▶ [AIM OF THE TASK]: In the entries that follow, locate the line with "Give me the", then restate that line and all later lines exactly as they appear, leaving pictures out.

▶ [Saved data entries]:
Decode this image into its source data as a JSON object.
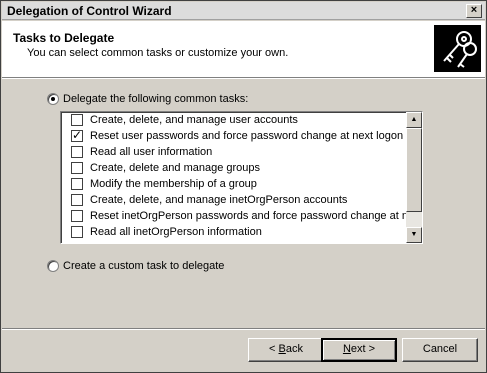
{
  "window": {
    "title": "Delegation of Control Wizard",
    "close_glyph": "×"
  },
  "header": {
    "title": "Tasks to Delegate",
    "subtitle": "You can select common tasks or customize your own.",
    "icon": "keys-icon"
  },
  "options": {
    "common_label": "Delegate the following common tasks:",
    "common_selected": true,
    "custom_label": "Create a custom task to delegate",
    "custom_selected": false
  },
  "tasks": [
    {
      "label": "Create, delete, and manage user accounts",
      "checked": false
    },
    {
      "label": "Reset user passwords and force password change at next logon",
      "checked": true
    },
    {
      "label": "Read all user information",
      "checked": false
    },
    {
      "label": "Create, delete and manage groups",
      "checked": false
    },
    {
      "label": "Modify the membership of a group",
      "checked": false
    },
    {
      "label": "Create, delete, and manage inetOrgPerson accounts",
      "checked": false
    },
    {
      "label": "Reset inetOrgPerson passwords and force password change at ne...",
      "checked": false
    },
    {
      "label": "Read all inetOrgPerson information",
      "checked": false
    }
  ],
  "scrollbar": {
    "up_glyph": "▲",
    "down_glyph": "▼"
  },
  "buttons": {
    "back_underline": "B",
    "back_rest": "ack",
    "back_prefix": "< ",
    "next_underline": "N",
    "next_rest": "ext >",
    "cancel": "Cancel"
  }
}
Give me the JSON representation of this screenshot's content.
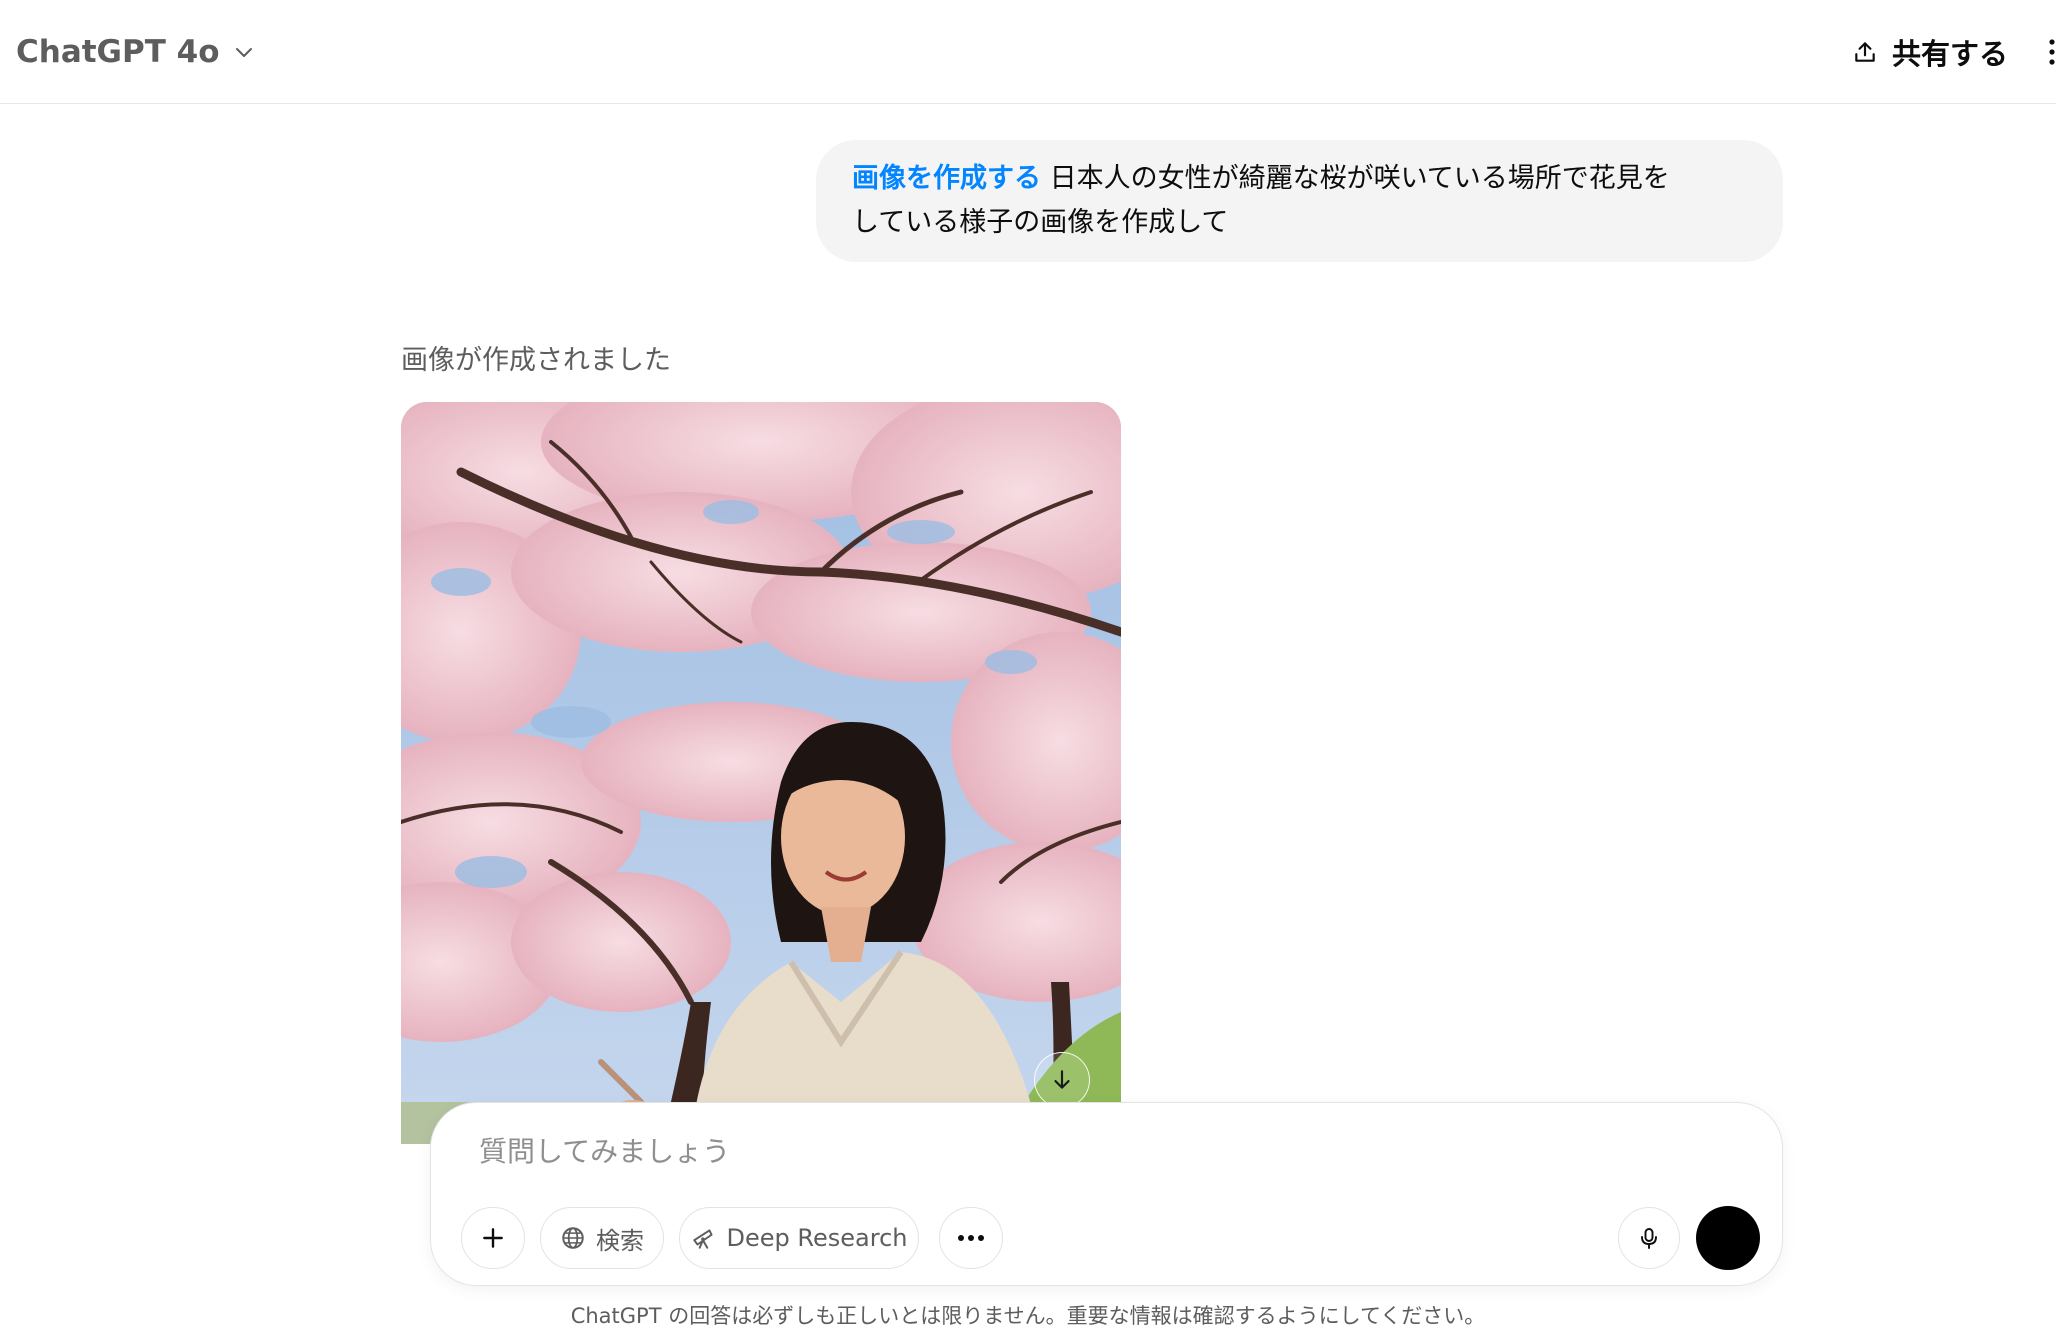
{
  "header": {
    "model_name": "ChatGPT 4o",
    "share_label": "共有する"
  },
  "user_message": {
    "tool_tag": "画像を作成する",
    "line1": " 日本人の女性が綺麗な桜が咲いている場所で花見を",
    "line2": "している様子の画像を作成して"
  },
  "assistant": {
    "status": "画像が作成されました"
  },
  "composer": {
    "placeholder": "質問してみましょう",
    "search_label": "検索",
    "deep_research_label": "Deep Research"
  },
  "footer": {
    "disclaimer": "ChatGPT の回答は必ずしも正しいとは限りません。重要な情報は確認するようにしてください。"
  },
  "icons": {
    "model_dropdown": "chevron-down-icon",
    "share": "upload-icon",
    "download": "download-arrow-icon",
    "plus": "plus-icon",
    "search": "globe-icon",
    "deep_research": "telescope-icon",
    "more": "ellipsis-icon",
    "mic": "microphone-icon"
  }
}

▶ [RESPONSE]:
Give me the JSON representation of this screenshot's content.
{
  "header": {
    "model_name": "ChatGPT 4o",
    "share_label": "共有する"
  },
  "user_message": {
    "tool_tag": "画像を作成する",
    "line1": " 日本人の女性が綺麗な桜が咲いている場所で花見を",
    "line2": "している様子の画像を作成して"
  },
  "assistant": {
    "status": "画像が作成されました"
  },
  "composer": {
    "placeholder": "質問してみましょう",
    "search_label": "検索",
    "deep_research_label": "Deep Research"
  },
  "footer": {
    "disclaimer": "ChatGPT の回答は必ずしも正しいとは限りません。重要な情報は確認するようにしてください。"
  },
  "icons": {
    "model_dropdown": "chevron-down-icon",
    "share": "upload-icon",
    "download": "download-arrow-icon",
    "plus": "plus-icon",
    "search": "globe-icon",
    "deep_research": "telescope-icon",
    "more": "ellipsis-icon",
    "mic": "microphone-icon"
  }
}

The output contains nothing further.